Stored items

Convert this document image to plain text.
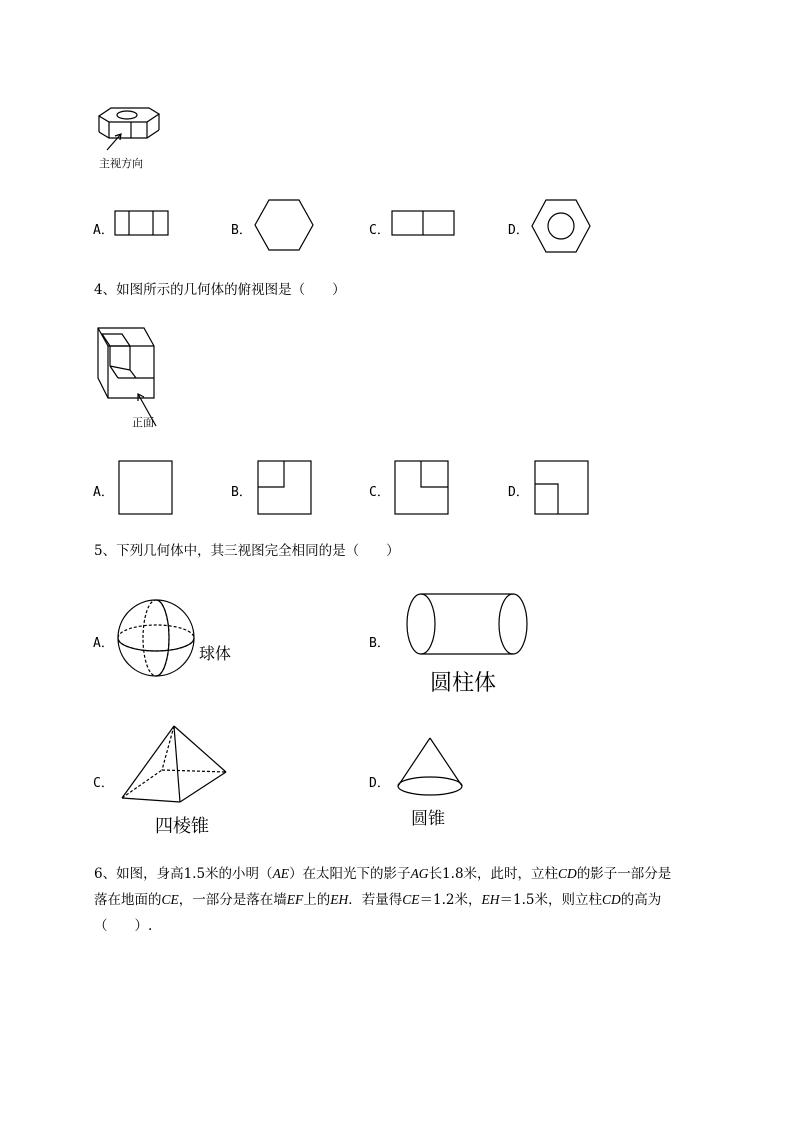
主视方向
A．	B．	C．	D．
4、如图所示的几何体的俯视图是（　　）
正面
A．	B．	C．	D．
5、下列几何体中，其三视图完全相同的是（　　）
A．
球体
B．
圆柱体
C．
四棱锥
D．
圆锥
6、如图，身高1.5米的小明（AE）在太阳光下的影子AG长1.8米，此时，立柱CD的影子一部分是
落在地面的CE，一部分是落在墙EF上的EH．若量得CE＝1.2米，EH＝1.5米，则立柱CD的高为
（　　）.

◆ WORK TO COMPLETE ◆
Without including any pictures, please restate all the records exactly.

◆ SOLUTION FOR THIS EXERCISE ◆
Convert this document image to plain text.
主视方向
A．	B．	C．	D．
4、如图所示的几何体的俯视图是（　　）
正面
A．	B．	C．	D．
5、下列几何体中，其三视图完全相同的是（　　）
A．
球体
B．
圆柱体
C．
四棱锥
D．
圆锥
6、如图，身高1.5米的小明（AE）在太阳光下的影子AG长1.8米，此时，立柱CD的影子一部分是
落在地面的CE，一部分是落在墙EF上的EH．若量得CE＝1.2米，EH＝1.5米，则立柱CD的高为
（　　）.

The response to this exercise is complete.